- What the task asks -
Can you give the entries again from the line with "exclamation-pin-icon (38, 216, 64, 255)" up to and including the line with "item-name: Причал (83, 389, 210, 423)", changing "interactable" to "clickable" and leaving everything else the same?

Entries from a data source

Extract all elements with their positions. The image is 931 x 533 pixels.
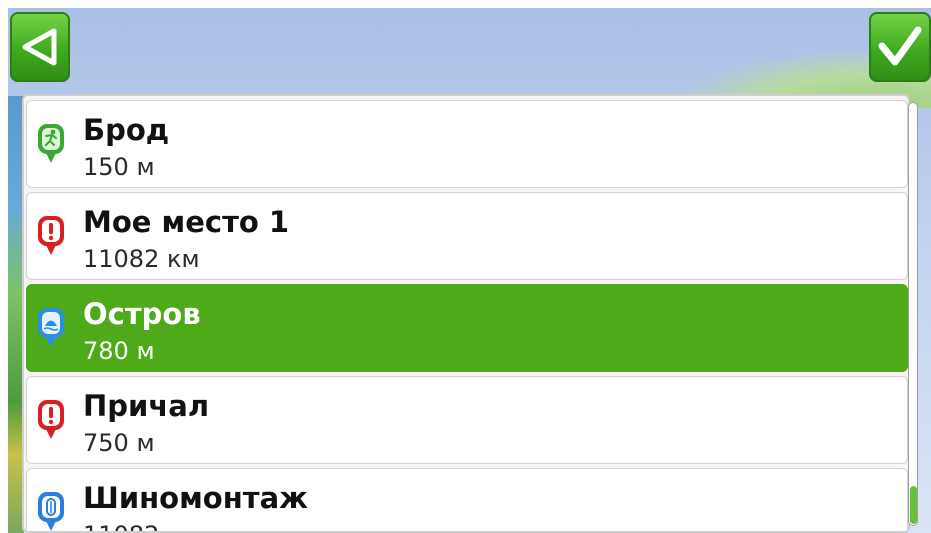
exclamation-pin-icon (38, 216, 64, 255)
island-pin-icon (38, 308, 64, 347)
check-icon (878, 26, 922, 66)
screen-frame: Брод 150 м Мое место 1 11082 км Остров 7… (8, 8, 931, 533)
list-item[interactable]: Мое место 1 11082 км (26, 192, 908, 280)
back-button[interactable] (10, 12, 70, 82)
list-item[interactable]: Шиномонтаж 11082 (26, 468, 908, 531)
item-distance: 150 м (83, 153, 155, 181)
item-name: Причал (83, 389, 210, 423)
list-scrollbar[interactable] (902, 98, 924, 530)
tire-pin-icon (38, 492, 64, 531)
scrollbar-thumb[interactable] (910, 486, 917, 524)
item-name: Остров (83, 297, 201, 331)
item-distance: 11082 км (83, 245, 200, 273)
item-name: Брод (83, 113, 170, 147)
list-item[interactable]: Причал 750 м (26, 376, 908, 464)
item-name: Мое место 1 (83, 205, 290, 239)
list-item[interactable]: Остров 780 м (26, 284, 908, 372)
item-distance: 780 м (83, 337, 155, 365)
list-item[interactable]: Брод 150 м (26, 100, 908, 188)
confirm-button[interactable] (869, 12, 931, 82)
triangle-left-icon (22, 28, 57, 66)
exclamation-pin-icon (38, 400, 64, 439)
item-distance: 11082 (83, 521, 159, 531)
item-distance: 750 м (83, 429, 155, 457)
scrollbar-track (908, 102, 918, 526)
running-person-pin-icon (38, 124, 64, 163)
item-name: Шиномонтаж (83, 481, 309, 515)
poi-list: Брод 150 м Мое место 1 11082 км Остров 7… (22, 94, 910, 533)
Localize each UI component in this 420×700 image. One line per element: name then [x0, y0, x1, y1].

...

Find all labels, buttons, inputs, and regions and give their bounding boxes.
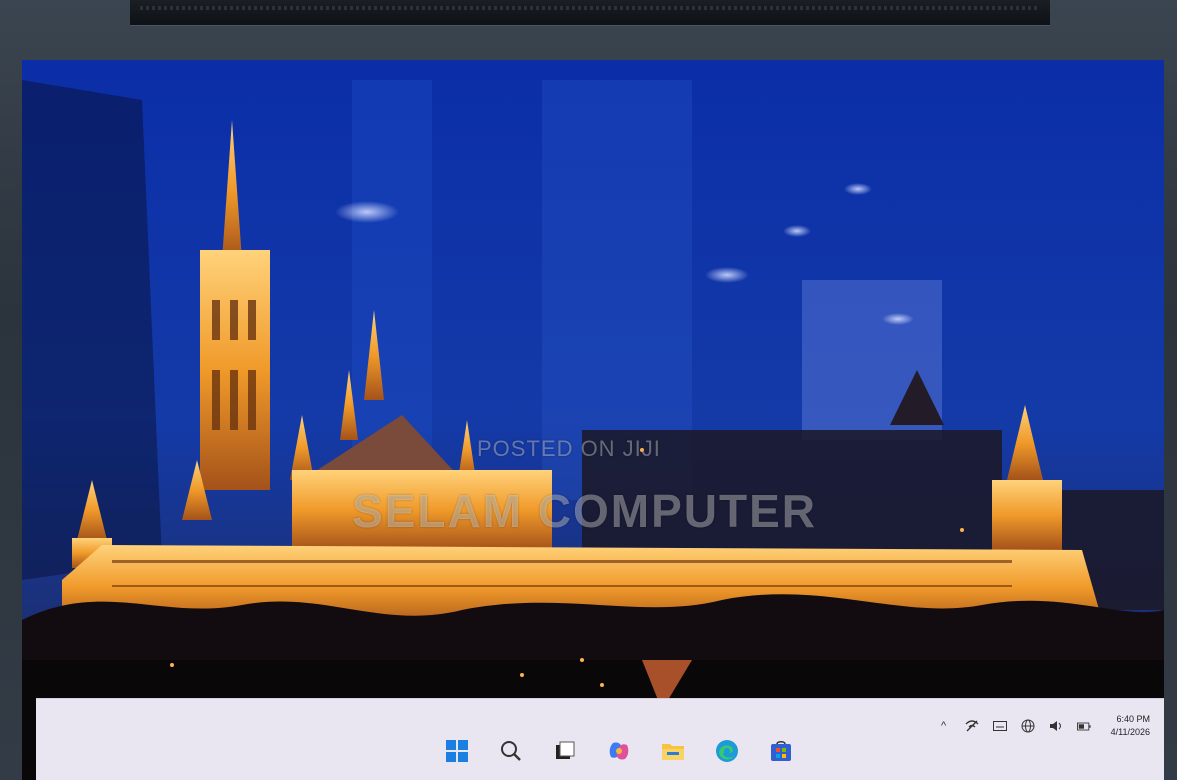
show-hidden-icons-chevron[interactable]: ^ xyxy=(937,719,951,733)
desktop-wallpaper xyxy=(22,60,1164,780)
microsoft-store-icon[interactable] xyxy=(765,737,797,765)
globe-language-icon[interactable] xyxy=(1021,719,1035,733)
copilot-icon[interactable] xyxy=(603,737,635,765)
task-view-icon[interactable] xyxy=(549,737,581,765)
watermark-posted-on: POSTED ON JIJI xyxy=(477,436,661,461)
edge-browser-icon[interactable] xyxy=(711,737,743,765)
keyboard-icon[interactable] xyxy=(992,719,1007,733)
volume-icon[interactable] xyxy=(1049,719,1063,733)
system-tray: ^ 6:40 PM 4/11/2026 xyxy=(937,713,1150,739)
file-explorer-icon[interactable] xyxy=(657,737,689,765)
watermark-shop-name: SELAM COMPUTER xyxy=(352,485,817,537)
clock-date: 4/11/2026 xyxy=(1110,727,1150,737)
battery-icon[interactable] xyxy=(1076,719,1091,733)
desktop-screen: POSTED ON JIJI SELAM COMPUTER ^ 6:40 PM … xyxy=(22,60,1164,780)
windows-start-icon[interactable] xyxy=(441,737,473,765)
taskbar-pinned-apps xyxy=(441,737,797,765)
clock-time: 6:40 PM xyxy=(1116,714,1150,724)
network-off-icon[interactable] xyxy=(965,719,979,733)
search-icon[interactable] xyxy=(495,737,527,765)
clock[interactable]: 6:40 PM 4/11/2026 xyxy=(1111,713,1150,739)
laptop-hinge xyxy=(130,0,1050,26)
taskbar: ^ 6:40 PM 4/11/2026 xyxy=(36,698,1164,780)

- Worked answer -
exclamation-pin-icon (38, 216, 64, 255)
island-pin-icon (38, 308, 64, 347)
check-icon (878, 26, 922, 66)
screen-frame: Брод 150 м Мое место 1 11082 км Остров 7… (8, 8, 931, 533)
list-item[clickable]: Мое место 1 11082 км (26, 192, 908, 280)
back-button[clickable] (10, 12, 70, 82)
list-item[clickable]: Шиномонтаж 11082 (26, 468, 908, 531)
item-distance: 150 м (83, 153, 155, 181)
item-name: Причал (83, 389, 210, 423)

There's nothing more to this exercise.